# WORK TO BE COMPLETED:
Search the material for "vous" and show all lines that contain it.

Data records:
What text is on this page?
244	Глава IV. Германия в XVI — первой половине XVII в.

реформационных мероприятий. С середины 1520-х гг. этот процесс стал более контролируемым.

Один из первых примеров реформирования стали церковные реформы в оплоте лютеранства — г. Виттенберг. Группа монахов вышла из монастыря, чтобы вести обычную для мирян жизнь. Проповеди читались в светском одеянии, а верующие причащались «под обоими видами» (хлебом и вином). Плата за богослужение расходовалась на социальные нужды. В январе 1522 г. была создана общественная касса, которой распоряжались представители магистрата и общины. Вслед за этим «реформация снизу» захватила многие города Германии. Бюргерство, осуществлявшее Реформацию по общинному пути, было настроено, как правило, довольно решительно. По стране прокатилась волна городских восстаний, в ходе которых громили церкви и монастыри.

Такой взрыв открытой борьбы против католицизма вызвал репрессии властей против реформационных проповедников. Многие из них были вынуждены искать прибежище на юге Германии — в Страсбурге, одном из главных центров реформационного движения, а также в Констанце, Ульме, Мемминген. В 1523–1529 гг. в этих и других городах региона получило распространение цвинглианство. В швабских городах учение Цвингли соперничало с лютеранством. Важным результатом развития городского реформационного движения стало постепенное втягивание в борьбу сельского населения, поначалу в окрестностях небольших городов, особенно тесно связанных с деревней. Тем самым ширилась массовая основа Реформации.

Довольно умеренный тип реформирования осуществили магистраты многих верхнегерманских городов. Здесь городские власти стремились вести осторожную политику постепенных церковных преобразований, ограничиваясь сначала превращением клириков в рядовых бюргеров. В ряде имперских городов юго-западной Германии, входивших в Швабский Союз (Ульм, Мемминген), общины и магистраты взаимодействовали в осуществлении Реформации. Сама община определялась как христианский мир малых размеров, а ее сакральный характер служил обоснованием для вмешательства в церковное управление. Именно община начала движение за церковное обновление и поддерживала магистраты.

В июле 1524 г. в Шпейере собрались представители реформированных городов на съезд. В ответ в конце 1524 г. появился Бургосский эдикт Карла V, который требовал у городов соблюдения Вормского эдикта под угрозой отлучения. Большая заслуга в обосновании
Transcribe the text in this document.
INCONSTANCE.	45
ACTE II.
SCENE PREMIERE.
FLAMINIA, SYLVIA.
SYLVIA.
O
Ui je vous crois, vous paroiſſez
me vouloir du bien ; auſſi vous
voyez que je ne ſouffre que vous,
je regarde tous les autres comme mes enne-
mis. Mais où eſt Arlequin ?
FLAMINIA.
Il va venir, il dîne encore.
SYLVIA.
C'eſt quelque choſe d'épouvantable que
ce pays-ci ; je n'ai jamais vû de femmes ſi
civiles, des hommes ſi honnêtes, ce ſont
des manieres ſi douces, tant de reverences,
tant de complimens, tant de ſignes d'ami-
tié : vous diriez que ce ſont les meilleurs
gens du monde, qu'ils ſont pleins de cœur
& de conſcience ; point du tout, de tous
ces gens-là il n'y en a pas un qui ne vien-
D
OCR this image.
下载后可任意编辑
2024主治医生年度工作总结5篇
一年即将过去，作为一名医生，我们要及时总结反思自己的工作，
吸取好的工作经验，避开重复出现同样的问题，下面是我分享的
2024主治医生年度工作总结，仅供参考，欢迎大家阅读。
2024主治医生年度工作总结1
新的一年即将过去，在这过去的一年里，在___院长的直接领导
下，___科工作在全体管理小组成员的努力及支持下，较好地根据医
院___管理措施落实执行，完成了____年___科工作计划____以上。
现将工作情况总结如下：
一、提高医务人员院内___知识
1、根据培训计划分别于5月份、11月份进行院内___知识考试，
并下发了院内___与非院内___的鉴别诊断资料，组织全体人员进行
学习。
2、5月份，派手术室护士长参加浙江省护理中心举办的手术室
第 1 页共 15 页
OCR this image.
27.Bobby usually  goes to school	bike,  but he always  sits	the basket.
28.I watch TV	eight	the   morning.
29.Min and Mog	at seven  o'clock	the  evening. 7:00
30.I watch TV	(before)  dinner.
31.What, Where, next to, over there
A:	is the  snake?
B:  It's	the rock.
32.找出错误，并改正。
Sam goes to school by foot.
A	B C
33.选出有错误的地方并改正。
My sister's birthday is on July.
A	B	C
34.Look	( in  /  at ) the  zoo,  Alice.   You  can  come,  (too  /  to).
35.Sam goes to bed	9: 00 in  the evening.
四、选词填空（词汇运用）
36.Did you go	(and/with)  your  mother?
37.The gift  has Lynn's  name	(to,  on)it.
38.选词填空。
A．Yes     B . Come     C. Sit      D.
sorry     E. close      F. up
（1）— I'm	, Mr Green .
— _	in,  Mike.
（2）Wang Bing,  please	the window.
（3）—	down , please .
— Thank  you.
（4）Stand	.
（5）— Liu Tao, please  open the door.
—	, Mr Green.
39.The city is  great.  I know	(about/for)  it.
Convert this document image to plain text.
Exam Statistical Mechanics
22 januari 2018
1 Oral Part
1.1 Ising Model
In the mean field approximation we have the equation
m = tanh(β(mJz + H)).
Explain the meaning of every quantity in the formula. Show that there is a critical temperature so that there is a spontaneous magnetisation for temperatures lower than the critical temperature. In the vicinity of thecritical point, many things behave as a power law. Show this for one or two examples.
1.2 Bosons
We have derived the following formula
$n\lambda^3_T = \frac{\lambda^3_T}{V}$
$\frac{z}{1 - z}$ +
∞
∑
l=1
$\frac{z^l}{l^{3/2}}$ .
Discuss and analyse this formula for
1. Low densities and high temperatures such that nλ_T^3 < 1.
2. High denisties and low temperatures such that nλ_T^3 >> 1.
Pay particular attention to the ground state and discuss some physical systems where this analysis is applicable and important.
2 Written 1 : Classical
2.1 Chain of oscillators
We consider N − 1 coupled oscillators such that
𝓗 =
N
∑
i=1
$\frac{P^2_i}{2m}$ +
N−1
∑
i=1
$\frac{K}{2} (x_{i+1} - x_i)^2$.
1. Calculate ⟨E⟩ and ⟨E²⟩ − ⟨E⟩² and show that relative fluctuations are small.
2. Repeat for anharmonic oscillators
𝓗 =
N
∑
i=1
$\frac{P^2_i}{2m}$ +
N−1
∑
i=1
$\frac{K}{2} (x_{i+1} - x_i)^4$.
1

# RESULT OF THIS EXERCISE:
Ui je vous crois, vous paroiſſez
me vouloir du bien ; auſſi vous
voyez que je ne ſouffre que vous,
tié : vous diriez que ce ſont les meilleurs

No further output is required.